§ **Exercise description**: Give the number of lines below that contain "JSON", with no other output.

## start Material to process

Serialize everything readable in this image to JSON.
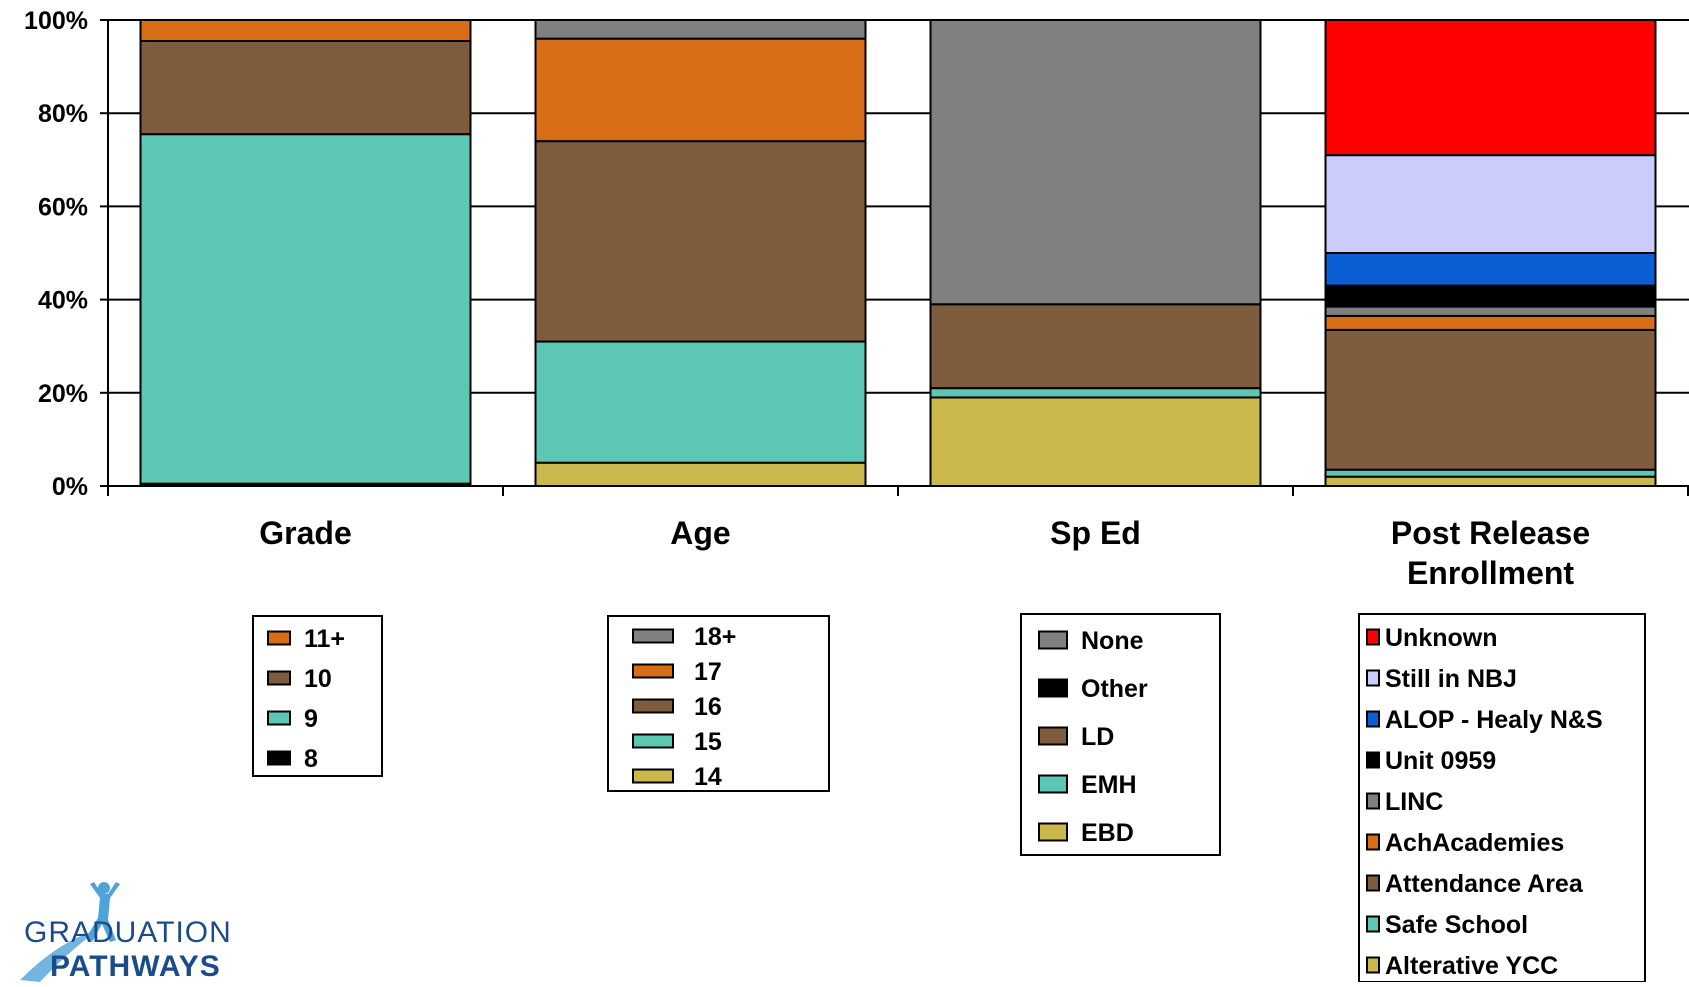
{
  "chart_data": {
    "type": "bar",
    "stacked": true,
    "percent": true,
    "title": "",
    "xlabel": "",
    "ylabel": "",
    "ylim": [
      0,
      100
    ],
    "yticks": [
      "0%",
      "20%",
      "40%",
      "60%",
      "80%",
      "100%"
    ],
    "grid": true,
    "categories": [
      "Grade",
      "Age",
      "Sp Ed",
      "Post Release\nEnrollment"
    ],
    "groups": [
      {
        "category": "Grade",
        "segments": [
          {
            "name": "8",
            "value": 0.5,
            "color": "#000000"
          },
          {
            "name": "9",
            "value": 75,
            "color": "#5CC8B4"
          },
          {
            "name": "10",
            "value": 20,
            "color": "#7F5C3E"
          },
          {
            "name": "11+",
            "value": 4.5,
            "color": "#D86D17"
          }
        ]
      },
      {
        "category": "Age",
        "segments": [
          {
            "name": "14",
            "value": 5,
            "color": "#CBB84D"
          },
          {
            "name": "15",
            "value": 26,
            "color": "#5CC8B4"
          },
          {
            "name": "16",
            "value": 43,
            "color": "#7F5C3E"
          },
          {
            "name": "17",
            "value": 22,
            "color": "#D86D17"
          },
          {
            "name": "18+",
            "value": 4,
            "color": "#808080"
          }
        ]
      },
      {
        "category": "Sp Ed",
        "segments": [
          {
            "name": "EBD",
            "value": 19,
            "color": "#CBB84D"
          },
          {
            "name": "EMH",
            "value": 2,
            "color": "#5CC8B4"
          },
          {
            "name": "LD",
            "value": 18,
            "color": "#7F5C3E"
          },
          {
            "name": "Other",
            "value": 0,
            "color": "#000000"
          },
          {
            "name": "None",
            "value": 61,
            "color": "#808080"
          }
        ]
      },
      {
        "category": "Post Release\nEnrollment",
        "segments": [
          {
            "name": "Alterative YCC",
            "value": 2,
            "color": "#CBB84D"
          },
          {
            "name": "Safe School",
            "value": 1.5,
            "color": "#5CC8B4"
          },
          {
            "name": "Attendance Area",
            "value": 30,
            "color": "#7F5C3E"
          },
          {
            "name": "AchAcademies",
            "value": 3,
            "color": "#D86D17"
          },
          {
            "name": "LINC",
            "value": 2,
            "color": "#808080"
          },
          {
            "name": "Unit 0959",
            "value": 4.5,
            "color": "#000000"
          },
          {
            "name": "ALOP - Healy N&S",
            "value": 7,
            "color": "#0B5FD4"
          },
          {
            "name": "Still in NBJ",
            "value": 21,
            "color": "#CCCCFC"
          },
          {
            "name": "Unknown",
            "value": 29,
            "color": "#FF0000"
          }
        ]
      }
    ],
    "legends": [
      {
        "category": "Grade",
        "items": [
          {
            "name": "11+",
            "color": "#D86D17"
          },
          {
            "name": "10",
            "color": "#7F5C3E"
          },
          {
            "name": "9",
            "color": "#5CC8B4"
          },
          {
            "name": "8",
            "color": "#000000"
          }
        ]
      },
      {
        "category": "Age",
        "items": [
          {
            "name": "18+",
            "color": "#808080"
          },
          {
            "name": "17",
            "color": "#D86D17"
          },
          {
            "name": "16",
            "color": "#7F5C3E"
          },
          {
            "name": "15",
            "color": "#5CC8B4"
          },
          {
            "name": "14",
            "color": "#CBB84D"
          }
        ]
      },
      {
        "category": "Sp Ed",
        "items": [
          {
            "name": "None",
            "color": "#808080"
          },
          {
            "name": "Other",
            "color": "#000000"
          },
          {
            "name": "LD",
            "color": "#7F5C3E"
          },
          {
            "name": "EMH",
            "color": "#5CC8B4"
          },
          {
            "name": "EBD",
            "color": "#CBB84D"
          }
        ]
      },
      {
        "category": "Post Release Enrollment",
        "items": [
          {
            "name": "Unknown",
            "color": "#FF0000"
          },
          {
            "name": "Still in NBJ",
            "color": "#CCCCFC"
          },
          {
            "name": "ALOP - Healy N&S",
            "color": "#0B5FD4"
          },
          {
            "name": "Unit 0959",
            "color": "#000000"
          },
          {
            "name": "LINC",
            "color": "#808080"
          },
          {
            "name": "AchAcademies",
            "color": "#D86D17"
          },
          {
            "name": "Attendance Area",
            "color": "#7F5C3E"
          },
          {
            "name": "Safe School",
            "color": "#5CC8B4"
          },
          {
            "name": "Alterative YCC",
            "color": "#CBB84D"
          }
        ]
      }
    ]
  },
  "logo": {
    "line1": "GRADUATION",
    "line2": "PATHWAYS",
    "icon": "running-figure-icon",
    "colors": {
      "text": "#1B4B8A",
      "figure": "#4FA3D9"
    }
  }
}
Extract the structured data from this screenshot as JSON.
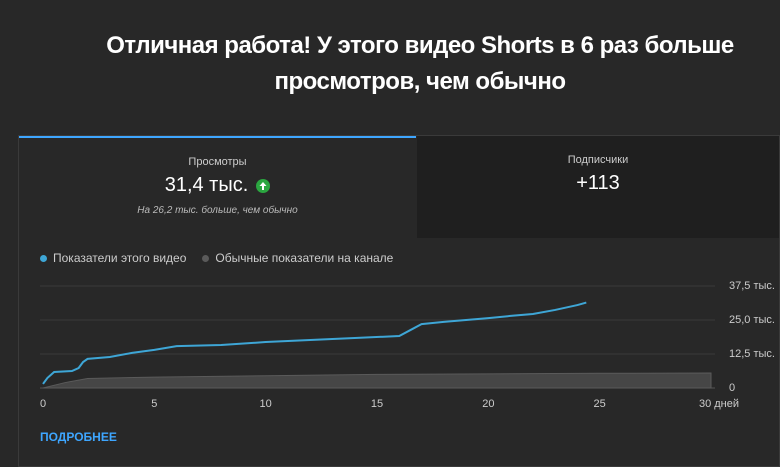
{
  "title_lines": [
    "Отличная работа! У этого видео Shorts в 6 раз больше",
    "просмотров, чем обычно"
  ],
  "metrics": [
    {
      "label": "Просмотры",
      "value": "31,4 тыс.",
      "note": "На 26,2 тыс. больше, чем обычно"
    },
    {
      "label": "Подписчики",
      "value": "+113"
    }
  ],
  "chart_data": {
    "type": "line",
    "series": [
      {
        "name": "Показатели этого видео",
        "color": "#3ea6d6",
        "x": [
          0,
          0.2,
          0.5,
          1.3,
          1.6,
          1.8,
          2,
          3,
          4,
          5,
          6,
          8,
          10,
          12,
          14,
          16,
          16.5,
          17,
          18,
          19,
          20,
          21,
          22,
          23,
          24,
          24.4
        ],
        "values": [
          1500,
          3700,
          5900,
          6250,
          7350,
          9550,
          10700,
          11400,
          12900,
          14000,
          15400,
          15800,
          16900,
          17650,
          18400,
          19100,
          21300,
          23500,
          24300,
          25000,
          25700,
          26500,
          27200,
          28700,
          30500,
          31400
        ]
      },
      {
        "name": "Обычные показатели на канале",
        "color": "#5a5a5a",
        "x": [
          0,
          1,
          2,
          5,
          10,
          15,
          20,
          25,
          30
        ],
        "values": [
          0,
          2000,
          3500,
          4000,
          4500,
          5000,
          5200,
          5400,
          5500
        ]
      }
    ],
    "xlim": [
      0,
      30
    ],
    "xticks": [
      0,
      5,
      10,
      15,
      20,
      25,
      {
        "value": 30,
        "label": "30 дней"
      }
    ],
    "ylim": [
      0,
      37500
    ],
    "yticks": [
      0,
      {
        "value": 12500,
        "label": "12,5 тыс."
      },
      {
        "value": 25000,
        "label": "25,0 тыс."
      },
      {
        "value": 37500,
        "label": "37,5 тыс."
      }
    ],
    "grid": true
  },
  "link": "ПОДРОБНЕЕ"
}
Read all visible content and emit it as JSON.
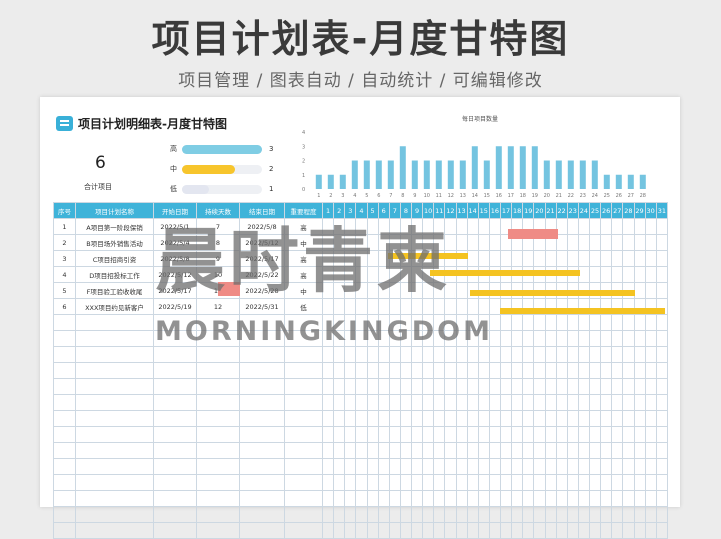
{
  "page": {
    "title": "项目计划表-月度甘特图",
    "subtitle": "项目管理 / 图表自动 / 自动统计 / 可编辑修改"
  },
  "sheet": {
    "title": "项目计划明细表-月度甘特图",
    "count": "6",
    "count_label": "合计项目",
    "priority": [
      {
        "label": "高",
        "value": 3,
        "color": "#7fcde4"
      },
      {
        "label": "中",
        "value": 2,
        "color": "#f7c52c"
      },
      {
        "label": "低",
        "value": 1,
        "color": "#e3e6f0"
      }
    ]
  },
  "chart_data": {
    "type": "bar",
    "title": "每日项目数量",
    "categories": [
      "1",
      "2",
      "3",
      "4",
      "5",
      "6",
      "7",
      "8",
      "9",
      "10",
      "11",
      "12",
      "13",
      "14",
      "15",
      "16",
      "17",
      "18",
      "19",
      "20",
      "21",
      "22",
      "23",
      "24",
      "25",
      "26",
      "27",
      "28"
    ],
    "values": [
      1,
      1,
      1,
      2,
      2,
      2,
      2,
      3,
      2,
      2,
      2,
      2,
      2,
      3,
      2,
      3,
      3,
      3,
      3,
      2,
      2,
      2,
      2,
      2,
      1,
      1,
      1,
      1
    ],
    "ylim": [
      0,
      4
    ],
    "yticks": [
      "4",
      "3",
      "2",
      "1",
      "0"
    ],
    "color": "#74c4e0"
  },
  "table": {
    "headers": [
      "序号",
      "项目计划名称",
      "开始日期",
      "持续天数",
      "结束日期",
      "重要程度"
    ],
    "days": [
      "1",
      "2",
      "3",
      "4",
      "5",
      "6",
      "7",
      "8",
      "9",
      "10",
      "11",
      "12",
      "13",
      "14",
      "15",
      "16",
      "17",
      "18",
      "19",
      "20",
      "21",
      "22",
      "23",
      "24",
      "25",
      "26",
      "27",
      "28",
      "29",
      "30",
      "31"
    ],
    "rows": [
      [
        "1",
        "A项目第一阶段保销",
        "2022/5/1",
        "7",
        "2022/5/8",
        "高"
      ],
      [
        "2",
        "B项目场外销售活动",
        "2022/5/4",
        "8",
        "2022/5/12",
        "中"
      ],
      [
        "3",
        "C项目招商引资",
        "2022/5/8",
        "9",
        "2022/5/17",
        "高"
      ],
      [
        "4",
        "D项目招投标工作",
        "2022/5/12",
        "10",
        "2022/5/22",
        "高"
      ],
      [
        "5",
        "F项目验工验收收尾",
        "2022/5/17",
        "11",
        "2022/5/28",
        "中"
      ],
      [
        "6",
        "XXX项目约见新客户",
        "2022/5/19",
        "12",
        "2022/5/31",
        "低"
      ]
    ],
    "empty_rows": 14
  },
  "watermark": {
    "cn": "晨时青柬",
    "en": "MORNINGKINGDOM"
  }
}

## end Material to process

§ **Response below**: 3